Problem requirements
Reproduce all of the data exactly, with no line skipped.

Input for this task

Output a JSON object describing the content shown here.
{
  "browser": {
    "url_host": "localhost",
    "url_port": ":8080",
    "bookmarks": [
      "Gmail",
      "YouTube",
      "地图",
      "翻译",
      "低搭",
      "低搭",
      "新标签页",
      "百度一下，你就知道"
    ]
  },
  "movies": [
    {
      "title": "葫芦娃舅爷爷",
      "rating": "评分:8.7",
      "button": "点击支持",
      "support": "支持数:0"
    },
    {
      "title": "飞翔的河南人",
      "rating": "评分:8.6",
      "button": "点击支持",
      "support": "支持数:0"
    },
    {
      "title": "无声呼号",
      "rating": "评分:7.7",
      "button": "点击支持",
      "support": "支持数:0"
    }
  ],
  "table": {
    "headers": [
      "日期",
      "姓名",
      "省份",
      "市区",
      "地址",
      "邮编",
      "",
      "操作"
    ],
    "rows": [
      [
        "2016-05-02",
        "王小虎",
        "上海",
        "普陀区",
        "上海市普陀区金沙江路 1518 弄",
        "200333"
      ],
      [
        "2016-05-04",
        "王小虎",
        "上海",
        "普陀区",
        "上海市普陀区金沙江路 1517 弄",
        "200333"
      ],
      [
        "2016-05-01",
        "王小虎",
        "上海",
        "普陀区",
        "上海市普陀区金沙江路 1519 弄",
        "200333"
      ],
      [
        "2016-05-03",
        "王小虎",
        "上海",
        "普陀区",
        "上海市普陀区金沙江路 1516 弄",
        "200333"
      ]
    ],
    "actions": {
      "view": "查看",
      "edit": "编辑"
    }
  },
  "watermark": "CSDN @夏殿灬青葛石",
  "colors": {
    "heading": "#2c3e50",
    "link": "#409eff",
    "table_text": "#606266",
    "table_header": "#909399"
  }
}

Worked answer
Output a JSON object describing the content shown here.
{
  "browser": {
    "url_host": "localhost",
    "url_port": ":8080",
    "bookmarks": [
      "Gmail",
      "YouTube",
      "地图",
      "翻译",
      "低搭",
      "低搭",
      "新标签页",
      "百度一下，你就知道"
    ]
  },
  "movies": [
    {
      "title": "葫芦娃舅爷爷",
      "rating": "评分:8.7",
      "button": "点击支持",
      "support": "支持数:0"
    },
    {
      "title": "飞翔的河南人",
      "rating": "评分:8.6",
      "button": "点击支持",
      "support": "支持数:0"
    },
    {
      "title": "无声呼号",
      "rating": "评分:7.7",
      "button": "点击支持",
      "support": "支持数:0"
    }
  ],
  "table": {
    "headers": [
      "日期",
      "姓名",
      "省份",
      "市区",
      "地址",
      "邮编",
      "",
      "操作"
    ],
    "rows": [
      [
        "2016-05-02",
        "王小虎",
        "上海",
        "普陀区",
        "上海市普陀区金沙江路 1518 弄",
        "200333"
      ],
      [
        "2016-05-04",
        "王小虎",
        "上海",
        "普陀区",
        "上海市普陀区金沙江路 1517 弄",
        "200333"
      ],
      [
        "2016-05-01",
        "王小虎",
        "上海",
        "普陀区",
        "上海市普陀区金沙江路 1519 弄",
        "200333"
      ],
      [
        "2016-05-03",
        "王小虎",
        "上海",
        "普陀区",
        "上海市普陀区金沙江路 1516 弄",
        "200333"
      ]
    ],
    "actions": {
      "view": "查看",
      "edit": "编辑"
    }
  },
  "watermark": "CSDN @夏殿灬青葛石",
  "colors": {
    "heading": "#2c3e50",
    "link": "#409eff",
    "table_text": "#606266",
    "table_header": "#909399"
  }
}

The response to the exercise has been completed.